[Records]
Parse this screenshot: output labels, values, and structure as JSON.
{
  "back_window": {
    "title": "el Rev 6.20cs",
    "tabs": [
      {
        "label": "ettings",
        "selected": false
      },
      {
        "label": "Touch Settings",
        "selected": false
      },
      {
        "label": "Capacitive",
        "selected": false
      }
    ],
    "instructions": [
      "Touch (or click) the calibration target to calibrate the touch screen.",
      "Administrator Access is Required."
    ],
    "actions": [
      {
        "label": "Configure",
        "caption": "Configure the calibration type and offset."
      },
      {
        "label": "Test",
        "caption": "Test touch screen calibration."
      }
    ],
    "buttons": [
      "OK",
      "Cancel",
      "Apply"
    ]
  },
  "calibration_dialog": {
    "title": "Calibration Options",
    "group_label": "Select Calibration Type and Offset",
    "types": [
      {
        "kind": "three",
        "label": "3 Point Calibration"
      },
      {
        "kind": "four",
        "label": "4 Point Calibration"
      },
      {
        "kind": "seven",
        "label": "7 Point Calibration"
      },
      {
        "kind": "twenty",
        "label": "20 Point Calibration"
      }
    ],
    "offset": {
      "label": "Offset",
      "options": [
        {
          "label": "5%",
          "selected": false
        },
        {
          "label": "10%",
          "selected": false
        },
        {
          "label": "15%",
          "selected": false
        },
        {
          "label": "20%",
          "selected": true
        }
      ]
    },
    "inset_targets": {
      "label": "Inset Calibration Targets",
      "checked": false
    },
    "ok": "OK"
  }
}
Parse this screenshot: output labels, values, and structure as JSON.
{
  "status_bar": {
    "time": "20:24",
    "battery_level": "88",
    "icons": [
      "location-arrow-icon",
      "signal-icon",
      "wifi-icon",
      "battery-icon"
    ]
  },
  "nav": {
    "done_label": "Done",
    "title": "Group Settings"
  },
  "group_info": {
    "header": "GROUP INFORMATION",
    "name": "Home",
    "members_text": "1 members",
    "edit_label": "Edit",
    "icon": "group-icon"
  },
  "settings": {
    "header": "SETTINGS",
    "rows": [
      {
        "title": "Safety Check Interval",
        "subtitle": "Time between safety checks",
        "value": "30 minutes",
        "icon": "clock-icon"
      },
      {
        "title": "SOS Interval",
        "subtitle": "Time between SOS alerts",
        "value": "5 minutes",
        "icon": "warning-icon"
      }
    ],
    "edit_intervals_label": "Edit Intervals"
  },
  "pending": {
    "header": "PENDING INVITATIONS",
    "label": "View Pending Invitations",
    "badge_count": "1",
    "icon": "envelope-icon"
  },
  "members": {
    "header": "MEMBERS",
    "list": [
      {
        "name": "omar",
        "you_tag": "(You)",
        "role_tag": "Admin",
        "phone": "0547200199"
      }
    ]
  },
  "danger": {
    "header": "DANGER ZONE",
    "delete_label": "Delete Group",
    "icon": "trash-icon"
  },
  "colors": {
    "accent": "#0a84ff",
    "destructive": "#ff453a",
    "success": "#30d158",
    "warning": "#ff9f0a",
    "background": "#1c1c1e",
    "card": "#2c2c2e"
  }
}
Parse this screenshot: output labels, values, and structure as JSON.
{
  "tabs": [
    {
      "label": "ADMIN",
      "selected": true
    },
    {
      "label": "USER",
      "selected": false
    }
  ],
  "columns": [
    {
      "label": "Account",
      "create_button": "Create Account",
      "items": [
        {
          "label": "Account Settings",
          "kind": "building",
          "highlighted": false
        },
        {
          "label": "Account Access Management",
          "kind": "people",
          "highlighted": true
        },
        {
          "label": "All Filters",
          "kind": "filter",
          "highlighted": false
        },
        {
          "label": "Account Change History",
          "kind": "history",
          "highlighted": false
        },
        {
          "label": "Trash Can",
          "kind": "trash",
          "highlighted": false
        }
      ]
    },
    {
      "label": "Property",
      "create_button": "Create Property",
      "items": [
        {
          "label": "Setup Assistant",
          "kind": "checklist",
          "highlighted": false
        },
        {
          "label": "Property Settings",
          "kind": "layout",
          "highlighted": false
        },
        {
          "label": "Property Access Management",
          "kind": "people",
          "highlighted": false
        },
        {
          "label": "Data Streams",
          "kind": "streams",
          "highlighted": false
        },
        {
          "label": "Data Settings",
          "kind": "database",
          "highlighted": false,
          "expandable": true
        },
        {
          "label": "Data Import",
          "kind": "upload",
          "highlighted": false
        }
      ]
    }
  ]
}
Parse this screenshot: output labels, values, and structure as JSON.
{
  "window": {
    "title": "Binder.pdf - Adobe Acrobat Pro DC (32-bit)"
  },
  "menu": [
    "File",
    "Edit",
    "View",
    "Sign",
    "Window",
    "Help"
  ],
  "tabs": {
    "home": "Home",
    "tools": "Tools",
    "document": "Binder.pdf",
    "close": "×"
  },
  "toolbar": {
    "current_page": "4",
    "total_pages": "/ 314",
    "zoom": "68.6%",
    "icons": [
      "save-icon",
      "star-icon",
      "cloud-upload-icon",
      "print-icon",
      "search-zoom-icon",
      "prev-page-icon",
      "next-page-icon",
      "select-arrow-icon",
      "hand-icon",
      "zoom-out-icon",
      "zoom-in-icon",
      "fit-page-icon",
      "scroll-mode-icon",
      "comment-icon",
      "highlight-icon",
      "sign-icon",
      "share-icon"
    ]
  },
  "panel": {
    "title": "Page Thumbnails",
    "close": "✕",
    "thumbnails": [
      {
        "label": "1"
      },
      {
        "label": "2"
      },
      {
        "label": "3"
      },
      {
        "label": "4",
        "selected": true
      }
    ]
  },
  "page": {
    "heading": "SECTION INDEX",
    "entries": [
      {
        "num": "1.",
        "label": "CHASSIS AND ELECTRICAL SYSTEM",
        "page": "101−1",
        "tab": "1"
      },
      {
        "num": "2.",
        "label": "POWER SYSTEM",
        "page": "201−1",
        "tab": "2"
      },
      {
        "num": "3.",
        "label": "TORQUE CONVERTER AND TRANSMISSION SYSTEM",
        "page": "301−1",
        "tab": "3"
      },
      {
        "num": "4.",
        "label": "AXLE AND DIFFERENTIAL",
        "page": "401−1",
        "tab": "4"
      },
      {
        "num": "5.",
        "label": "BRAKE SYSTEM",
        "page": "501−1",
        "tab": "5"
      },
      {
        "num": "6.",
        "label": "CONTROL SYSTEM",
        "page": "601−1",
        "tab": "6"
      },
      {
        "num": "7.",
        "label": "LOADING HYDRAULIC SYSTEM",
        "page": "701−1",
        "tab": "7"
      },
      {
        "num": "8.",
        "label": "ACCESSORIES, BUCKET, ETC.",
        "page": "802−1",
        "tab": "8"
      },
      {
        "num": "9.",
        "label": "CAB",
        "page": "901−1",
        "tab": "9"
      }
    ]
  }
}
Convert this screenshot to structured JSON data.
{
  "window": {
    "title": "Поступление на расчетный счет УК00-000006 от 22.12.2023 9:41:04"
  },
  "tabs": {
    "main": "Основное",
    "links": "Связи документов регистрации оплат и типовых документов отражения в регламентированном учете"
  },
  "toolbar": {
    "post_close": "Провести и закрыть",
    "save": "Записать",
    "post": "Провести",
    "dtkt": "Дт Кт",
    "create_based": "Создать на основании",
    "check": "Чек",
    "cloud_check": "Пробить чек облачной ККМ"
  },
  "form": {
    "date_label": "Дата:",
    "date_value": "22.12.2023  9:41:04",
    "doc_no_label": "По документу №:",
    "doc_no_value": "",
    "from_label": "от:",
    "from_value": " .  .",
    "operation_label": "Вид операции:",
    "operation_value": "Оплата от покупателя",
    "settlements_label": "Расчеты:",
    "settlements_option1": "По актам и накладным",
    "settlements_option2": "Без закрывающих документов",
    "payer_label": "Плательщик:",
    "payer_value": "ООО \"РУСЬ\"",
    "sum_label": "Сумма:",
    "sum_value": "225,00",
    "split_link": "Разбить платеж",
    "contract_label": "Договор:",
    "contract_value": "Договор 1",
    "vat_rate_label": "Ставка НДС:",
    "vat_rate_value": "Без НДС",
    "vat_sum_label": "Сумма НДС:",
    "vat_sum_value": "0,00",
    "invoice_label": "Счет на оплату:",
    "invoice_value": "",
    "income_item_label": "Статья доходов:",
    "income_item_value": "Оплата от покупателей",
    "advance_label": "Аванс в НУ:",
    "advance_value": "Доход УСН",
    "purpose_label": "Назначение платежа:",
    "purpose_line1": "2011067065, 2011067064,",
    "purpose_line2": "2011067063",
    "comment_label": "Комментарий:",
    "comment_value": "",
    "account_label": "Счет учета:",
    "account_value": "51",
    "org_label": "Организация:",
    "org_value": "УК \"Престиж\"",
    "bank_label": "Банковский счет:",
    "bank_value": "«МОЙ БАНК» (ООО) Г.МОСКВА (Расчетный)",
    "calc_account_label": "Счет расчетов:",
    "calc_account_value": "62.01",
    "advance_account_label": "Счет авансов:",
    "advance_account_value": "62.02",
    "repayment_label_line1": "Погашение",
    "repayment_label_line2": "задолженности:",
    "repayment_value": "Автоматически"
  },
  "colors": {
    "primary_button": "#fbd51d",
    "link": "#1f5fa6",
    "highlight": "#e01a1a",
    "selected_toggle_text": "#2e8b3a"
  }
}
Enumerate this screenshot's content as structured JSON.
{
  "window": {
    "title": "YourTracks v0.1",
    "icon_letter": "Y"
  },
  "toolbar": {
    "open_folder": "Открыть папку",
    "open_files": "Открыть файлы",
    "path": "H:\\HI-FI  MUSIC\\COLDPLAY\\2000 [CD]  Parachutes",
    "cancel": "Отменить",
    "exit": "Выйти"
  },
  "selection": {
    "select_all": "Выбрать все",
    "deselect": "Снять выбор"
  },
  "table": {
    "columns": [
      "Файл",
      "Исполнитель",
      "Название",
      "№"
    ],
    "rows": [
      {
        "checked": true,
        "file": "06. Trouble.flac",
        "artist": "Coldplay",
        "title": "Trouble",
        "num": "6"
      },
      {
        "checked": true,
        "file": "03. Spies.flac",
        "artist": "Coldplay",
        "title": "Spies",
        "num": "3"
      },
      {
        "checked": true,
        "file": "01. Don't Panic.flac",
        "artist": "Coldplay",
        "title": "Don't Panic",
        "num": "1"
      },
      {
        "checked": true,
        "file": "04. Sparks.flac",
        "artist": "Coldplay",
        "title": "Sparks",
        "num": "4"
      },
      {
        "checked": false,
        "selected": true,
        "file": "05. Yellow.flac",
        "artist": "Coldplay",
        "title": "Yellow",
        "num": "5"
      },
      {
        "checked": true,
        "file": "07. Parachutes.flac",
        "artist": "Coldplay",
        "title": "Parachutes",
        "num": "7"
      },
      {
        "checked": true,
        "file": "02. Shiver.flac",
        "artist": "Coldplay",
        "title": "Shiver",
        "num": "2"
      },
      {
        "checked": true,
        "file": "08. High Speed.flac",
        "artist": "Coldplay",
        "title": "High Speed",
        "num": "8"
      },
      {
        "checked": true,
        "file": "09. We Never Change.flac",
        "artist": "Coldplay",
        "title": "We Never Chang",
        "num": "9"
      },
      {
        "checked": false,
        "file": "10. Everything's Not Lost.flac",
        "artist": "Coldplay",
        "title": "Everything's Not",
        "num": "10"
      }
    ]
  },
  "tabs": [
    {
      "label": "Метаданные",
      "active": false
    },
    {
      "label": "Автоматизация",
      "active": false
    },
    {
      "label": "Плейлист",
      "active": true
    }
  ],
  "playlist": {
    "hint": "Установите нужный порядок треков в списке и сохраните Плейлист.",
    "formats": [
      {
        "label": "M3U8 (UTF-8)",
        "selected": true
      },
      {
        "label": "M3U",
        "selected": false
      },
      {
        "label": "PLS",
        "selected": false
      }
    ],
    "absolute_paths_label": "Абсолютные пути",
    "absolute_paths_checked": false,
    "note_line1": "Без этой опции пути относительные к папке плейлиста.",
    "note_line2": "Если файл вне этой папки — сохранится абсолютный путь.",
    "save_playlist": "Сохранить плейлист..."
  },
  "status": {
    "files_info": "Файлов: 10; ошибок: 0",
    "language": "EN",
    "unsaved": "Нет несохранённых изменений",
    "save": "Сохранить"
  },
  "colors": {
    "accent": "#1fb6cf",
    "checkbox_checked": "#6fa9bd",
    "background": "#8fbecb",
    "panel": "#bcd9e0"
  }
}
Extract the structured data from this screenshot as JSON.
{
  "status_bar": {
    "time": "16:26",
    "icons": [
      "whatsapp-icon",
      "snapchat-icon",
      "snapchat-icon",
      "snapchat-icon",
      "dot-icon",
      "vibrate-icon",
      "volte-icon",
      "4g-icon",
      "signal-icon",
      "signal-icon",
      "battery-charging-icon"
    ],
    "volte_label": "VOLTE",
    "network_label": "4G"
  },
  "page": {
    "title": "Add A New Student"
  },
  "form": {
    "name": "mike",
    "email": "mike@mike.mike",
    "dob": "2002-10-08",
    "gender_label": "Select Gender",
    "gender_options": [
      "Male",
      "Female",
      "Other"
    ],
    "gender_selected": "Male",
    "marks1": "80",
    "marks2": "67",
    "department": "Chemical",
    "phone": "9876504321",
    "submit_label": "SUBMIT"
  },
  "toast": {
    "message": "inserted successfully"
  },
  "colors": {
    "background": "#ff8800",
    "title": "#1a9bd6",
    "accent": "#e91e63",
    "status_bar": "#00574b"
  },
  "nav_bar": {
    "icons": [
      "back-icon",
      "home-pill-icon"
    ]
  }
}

▶ Goal
Whichever lines contain the string "Property", select and copy them.

▶ Result of the task
      "label": "Property",
      "create_button": "Create Property",
          "label": "Property Settings",
          "label": "Property Access Management",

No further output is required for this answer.